---------- Data shown ----------

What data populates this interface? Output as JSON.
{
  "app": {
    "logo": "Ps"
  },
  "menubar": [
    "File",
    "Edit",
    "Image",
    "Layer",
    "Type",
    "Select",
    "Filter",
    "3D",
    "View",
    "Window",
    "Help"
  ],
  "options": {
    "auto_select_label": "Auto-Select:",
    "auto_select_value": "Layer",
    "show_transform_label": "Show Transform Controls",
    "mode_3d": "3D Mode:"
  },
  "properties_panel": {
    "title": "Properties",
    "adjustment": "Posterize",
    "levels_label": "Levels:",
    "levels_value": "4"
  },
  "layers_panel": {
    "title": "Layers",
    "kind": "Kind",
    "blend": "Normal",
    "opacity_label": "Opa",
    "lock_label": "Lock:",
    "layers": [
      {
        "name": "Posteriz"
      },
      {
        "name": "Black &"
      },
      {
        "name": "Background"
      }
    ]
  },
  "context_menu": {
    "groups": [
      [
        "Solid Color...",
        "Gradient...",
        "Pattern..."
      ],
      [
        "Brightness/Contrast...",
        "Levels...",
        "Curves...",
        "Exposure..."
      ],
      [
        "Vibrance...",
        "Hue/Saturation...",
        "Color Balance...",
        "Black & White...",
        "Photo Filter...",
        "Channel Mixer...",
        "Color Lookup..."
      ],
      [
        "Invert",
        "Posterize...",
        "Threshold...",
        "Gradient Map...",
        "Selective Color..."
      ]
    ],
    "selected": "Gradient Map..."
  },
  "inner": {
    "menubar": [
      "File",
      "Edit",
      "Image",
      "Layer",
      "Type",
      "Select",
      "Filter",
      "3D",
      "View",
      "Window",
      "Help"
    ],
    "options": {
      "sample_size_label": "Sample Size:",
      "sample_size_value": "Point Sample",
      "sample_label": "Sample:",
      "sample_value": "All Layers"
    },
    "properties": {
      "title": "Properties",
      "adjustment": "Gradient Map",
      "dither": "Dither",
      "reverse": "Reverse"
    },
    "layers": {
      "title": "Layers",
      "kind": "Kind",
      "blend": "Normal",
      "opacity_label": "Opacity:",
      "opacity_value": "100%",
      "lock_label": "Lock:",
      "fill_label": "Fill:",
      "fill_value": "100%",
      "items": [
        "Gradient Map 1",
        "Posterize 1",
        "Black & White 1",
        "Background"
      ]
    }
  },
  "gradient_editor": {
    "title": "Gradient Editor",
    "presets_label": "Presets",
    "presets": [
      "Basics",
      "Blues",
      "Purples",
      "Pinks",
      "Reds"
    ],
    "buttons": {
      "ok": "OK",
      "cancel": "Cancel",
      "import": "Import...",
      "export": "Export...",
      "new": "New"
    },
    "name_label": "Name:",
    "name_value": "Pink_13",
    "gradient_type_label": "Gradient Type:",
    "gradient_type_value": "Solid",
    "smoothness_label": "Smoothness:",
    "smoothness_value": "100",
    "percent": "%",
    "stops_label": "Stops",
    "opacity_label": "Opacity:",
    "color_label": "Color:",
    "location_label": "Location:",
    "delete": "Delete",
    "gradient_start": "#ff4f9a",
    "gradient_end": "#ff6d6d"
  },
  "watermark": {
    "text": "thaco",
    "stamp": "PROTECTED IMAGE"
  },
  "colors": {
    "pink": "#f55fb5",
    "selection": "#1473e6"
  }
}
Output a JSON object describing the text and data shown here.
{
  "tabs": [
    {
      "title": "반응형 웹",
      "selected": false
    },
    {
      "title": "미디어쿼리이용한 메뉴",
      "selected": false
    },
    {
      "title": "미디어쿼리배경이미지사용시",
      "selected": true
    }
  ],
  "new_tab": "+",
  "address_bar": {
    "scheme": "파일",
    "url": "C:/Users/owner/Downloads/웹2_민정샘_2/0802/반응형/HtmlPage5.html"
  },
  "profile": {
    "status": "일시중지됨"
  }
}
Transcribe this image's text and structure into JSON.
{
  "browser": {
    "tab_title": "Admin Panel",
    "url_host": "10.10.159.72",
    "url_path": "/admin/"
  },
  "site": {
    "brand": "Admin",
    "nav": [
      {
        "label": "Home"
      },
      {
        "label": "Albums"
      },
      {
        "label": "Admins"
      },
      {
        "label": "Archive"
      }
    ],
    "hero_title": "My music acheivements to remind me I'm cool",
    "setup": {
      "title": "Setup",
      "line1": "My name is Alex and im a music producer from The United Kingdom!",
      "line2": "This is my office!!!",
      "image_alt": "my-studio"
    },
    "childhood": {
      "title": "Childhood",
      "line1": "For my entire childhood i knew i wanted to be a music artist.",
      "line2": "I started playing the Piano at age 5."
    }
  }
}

----------

Exercise:
Repeat only the stretch of lines that begins at the line containing "Output a JSON" and ends at the last line above, both included.

Answer to this task:
Output a JSON object describing the text and data shown here.
{
  "tabs": [
    {
      "title": "반응형 웹",
      "selected": false
    },
    {
      "title": "미디어쿼리이용한 메뉴",
      "selected": false
    },
    {
      "title": "미디어쿼리배경이미지사용시",
      "selected": true
    }
  ],
  "new_tab": "+",
  "address_bar": {
    "scheme": "파일",
    "url": "C:/Users/owner/Downloads/웹2_민정샘_2/0802/반응형/HtmlPage5.html"
  },
  "profile": {
    "status": "일시중지됨"
  }
}
Transcribe this image's text and structure into JSON.
{
  "browser": {
    "tab_title": "Admin Panel",
    "url_host": "10.10.159.72",
    "url_path": "/admin/"
  },
  "site": {
    "brand": "Admin",
    "nav": [
      {
        "label": "Home"
      },
      {
        "label": "Albums"
      },
      {
        "label": "Admins"
      },
      {
        "label": "Archive"
      }
    ],
    "hero_title": "My music acheivements to remind me I'm cool",
    "setup": {
      "title": "Setup",
      "line1": "My name is Alex and im a music producer from The United Kingdom!",
      "line2": "This is my office!!!",
      "image_alt": "my-studio"
    },
    "childhood": {
      "title": "Childhood",
      "line1": "For my entire childhood i knew i wanted to be a music artist.",
      "line2": "I started playing the Piano at age 5."
    }
  }
}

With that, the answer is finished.